### Exercise
Lines that hold the word "особенности" should be located and copied.

### Data for this exercise
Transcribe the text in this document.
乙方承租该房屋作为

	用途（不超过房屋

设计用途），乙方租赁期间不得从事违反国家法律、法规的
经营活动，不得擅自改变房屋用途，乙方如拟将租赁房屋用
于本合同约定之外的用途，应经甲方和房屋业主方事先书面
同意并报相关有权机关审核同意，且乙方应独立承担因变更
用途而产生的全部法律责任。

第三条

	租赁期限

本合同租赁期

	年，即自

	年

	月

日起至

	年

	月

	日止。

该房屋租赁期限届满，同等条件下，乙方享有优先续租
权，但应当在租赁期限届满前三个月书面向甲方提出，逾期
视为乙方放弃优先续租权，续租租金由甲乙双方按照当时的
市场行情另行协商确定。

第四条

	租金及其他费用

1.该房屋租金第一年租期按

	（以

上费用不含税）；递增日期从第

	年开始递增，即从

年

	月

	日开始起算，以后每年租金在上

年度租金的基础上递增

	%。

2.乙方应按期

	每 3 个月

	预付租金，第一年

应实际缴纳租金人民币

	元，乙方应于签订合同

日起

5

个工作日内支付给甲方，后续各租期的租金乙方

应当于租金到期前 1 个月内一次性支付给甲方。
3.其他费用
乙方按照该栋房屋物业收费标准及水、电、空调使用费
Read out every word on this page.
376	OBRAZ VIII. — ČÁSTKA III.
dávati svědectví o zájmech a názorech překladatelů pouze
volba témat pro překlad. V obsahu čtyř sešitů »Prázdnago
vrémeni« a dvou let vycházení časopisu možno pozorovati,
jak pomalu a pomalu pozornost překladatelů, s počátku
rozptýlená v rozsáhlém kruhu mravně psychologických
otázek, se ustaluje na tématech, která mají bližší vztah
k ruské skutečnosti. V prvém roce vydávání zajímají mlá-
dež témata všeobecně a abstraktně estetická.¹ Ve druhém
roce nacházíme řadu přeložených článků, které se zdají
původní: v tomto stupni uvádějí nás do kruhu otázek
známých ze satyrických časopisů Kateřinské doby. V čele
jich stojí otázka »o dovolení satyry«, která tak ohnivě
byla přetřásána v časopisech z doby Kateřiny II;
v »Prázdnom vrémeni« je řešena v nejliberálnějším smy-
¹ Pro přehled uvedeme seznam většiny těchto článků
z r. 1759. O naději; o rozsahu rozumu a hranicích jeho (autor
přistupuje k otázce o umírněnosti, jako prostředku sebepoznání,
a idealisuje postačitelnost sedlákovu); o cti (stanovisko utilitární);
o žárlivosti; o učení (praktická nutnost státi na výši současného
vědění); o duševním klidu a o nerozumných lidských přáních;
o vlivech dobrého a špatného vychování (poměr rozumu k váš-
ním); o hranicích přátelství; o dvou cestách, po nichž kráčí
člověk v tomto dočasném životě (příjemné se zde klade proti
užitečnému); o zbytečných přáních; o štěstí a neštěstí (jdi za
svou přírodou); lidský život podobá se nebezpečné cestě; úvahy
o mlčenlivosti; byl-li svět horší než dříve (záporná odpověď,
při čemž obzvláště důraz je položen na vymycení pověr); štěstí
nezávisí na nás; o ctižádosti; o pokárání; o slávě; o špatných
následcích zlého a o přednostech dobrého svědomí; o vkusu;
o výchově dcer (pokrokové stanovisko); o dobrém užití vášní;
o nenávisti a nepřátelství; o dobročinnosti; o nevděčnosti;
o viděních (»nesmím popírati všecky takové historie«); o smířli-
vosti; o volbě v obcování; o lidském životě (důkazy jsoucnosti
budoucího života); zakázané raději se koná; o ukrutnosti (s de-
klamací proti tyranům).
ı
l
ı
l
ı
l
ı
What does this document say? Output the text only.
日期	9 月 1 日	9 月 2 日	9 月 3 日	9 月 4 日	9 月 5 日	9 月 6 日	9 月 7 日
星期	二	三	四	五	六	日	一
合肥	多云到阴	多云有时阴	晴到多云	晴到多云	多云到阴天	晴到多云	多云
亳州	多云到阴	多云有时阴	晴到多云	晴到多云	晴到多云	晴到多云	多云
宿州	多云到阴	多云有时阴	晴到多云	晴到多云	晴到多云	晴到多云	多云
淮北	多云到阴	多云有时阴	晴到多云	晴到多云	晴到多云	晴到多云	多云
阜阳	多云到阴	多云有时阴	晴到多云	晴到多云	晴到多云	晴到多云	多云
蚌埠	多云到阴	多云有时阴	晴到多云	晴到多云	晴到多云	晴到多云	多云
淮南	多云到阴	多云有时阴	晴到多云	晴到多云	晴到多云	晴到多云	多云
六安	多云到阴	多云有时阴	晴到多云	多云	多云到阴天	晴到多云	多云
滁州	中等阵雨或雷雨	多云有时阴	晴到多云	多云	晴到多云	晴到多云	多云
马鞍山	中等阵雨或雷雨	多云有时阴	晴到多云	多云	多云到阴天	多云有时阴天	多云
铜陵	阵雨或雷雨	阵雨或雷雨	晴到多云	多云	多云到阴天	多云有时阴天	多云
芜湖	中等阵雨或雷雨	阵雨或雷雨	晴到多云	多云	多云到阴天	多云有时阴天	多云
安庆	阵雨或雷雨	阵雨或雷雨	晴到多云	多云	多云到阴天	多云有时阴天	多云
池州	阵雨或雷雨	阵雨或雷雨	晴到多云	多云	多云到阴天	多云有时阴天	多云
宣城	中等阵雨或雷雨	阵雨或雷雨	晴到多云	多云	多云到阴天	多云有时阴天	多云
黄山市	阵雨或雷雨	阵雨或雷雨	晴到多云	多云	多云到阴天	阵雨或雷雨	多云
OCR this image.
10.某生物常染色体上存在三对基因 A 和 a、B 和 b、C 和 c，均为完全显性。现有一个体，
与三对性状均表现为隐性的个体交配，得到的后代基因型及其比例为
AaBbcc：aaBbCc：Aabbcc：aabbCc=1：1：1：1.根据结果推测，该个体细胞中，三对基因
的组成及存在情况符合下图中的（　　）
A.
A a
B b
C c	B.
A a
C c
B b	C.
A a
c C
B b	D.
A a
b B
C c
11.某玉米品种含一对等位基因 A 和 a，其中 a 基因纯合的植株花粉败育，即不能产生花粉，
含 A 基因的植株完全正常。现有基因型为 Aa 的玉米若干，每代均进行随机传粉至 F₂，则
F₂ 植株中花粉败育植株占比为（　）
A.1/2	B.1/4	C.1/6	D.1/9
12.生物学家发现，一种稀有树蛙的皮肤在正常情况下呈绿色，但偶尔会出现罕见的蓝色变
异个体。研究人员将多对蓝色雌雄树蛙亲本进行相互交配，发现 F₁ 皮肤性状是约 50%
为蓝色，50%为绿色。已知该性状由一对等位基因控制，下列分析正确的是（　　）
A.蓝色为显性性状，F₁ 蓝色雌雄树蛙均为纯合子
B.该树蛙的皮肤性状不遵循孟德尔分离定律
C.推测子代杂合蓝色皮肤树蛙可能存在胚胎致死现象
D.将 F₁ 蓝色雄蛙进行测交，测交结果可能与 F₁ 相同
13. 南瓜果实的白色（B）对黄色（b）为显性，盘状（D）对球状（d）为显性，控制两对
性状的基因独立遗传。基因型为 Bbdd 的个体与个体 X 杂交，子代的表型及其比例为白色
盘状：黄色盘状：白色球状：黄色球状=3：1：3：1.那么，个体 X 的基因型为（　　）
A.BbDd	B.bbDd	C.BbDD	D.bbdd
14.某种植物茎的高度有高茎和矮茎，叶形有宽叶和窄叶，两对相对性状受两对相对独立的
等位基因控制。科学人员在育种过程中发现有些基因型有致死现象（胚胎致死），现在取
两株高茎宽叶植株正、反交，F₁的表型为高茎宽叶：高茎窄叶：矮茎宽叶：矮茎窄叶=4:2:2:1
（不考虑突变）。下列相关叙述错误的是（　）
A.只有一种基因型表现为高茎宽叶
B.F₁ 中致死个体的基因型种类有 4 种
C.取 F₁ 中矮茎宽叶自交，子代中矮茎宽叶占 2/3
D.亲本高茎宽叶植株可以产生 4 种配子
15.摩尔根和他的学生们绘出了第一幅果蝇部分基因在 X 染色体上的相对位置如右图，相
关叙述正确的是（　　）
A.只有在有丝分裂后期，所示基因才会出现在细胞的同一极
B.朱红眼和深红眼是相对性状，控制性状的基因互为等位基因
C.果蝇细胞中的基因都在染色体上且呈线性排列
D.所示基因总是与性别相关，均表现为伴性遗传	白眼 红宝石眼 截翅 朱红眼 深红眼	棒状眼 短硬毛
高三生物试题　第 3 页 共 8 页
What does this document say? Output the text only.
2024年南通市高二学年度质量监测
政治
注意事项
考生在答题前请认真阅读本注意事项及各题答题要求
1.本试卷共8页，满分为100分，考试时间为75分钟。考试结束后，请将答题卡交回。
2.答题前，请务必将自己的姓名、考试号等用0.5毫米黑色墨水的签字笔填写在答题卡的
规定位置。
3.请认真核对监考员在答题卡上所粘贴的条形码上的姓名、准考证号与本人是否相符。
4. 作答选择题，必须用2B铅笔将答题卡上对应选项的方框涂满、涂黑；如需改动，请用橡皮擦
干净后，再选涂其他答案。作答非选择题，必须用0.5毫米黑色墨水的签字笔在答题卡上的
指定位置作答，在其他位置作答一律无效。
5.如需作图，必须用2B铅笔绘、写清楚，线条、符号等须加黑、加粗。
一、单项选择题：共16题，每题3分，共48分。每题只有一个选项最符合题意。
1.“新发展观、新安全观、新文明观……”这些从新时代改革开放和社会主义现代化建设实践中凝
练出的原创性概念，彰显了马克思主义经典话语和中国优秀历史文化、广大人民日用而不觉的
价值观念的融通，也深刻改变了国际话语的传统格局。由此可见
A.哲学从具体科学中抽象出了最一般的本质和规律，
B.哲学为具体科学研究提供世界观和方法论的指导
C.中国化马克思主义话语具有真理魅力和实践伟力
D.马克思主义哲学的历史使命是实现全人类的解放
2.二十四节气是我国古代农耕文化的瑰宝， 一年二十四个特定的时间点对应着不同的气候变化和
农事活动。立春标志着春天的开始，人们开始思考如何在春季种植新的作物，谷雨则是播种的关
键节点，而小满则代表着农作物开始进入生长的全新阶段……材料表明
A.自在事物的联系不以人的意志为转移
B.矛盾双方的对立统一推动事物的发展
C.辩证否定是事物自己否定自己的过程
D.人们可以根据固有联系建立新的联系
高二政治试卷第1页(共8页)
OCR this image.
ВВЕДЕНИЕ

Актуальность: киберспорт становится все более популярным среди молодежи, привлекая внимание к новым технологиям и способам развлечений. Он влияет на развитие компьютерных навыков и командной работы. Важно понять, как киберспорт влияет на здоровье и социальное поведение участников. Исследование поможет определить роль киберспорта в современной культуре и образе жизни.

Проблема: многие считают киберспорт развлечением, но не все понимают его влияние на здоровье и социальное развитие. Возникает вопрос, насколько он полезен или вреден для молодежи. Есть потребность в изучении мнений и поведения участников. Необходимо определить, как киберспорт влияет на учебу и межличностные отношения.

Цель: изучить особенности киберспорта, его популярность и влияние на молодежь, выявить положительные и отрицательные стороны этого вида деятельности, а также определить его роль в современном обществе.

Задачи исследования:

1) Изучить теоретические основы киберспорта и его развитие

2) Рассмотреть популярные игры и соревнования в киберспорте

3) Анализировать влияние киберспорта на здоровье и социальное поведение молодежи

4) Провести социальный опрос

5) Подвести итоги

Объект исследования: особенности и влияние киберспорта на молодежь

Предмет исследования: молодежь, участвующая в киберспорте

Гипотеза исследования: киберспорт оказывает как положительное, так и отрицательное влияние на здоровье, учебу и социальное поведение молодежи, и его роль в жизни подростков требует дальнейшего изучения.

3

### Solution
Цель: изучить особенности киберспорта, его популярность и влияние на молодежь, выявить положительные и отрицательные стороны этого вида деятельности, а также определить его роль в современном обществе.
Объект исследования: особенности и влияние киберспорта на молодежь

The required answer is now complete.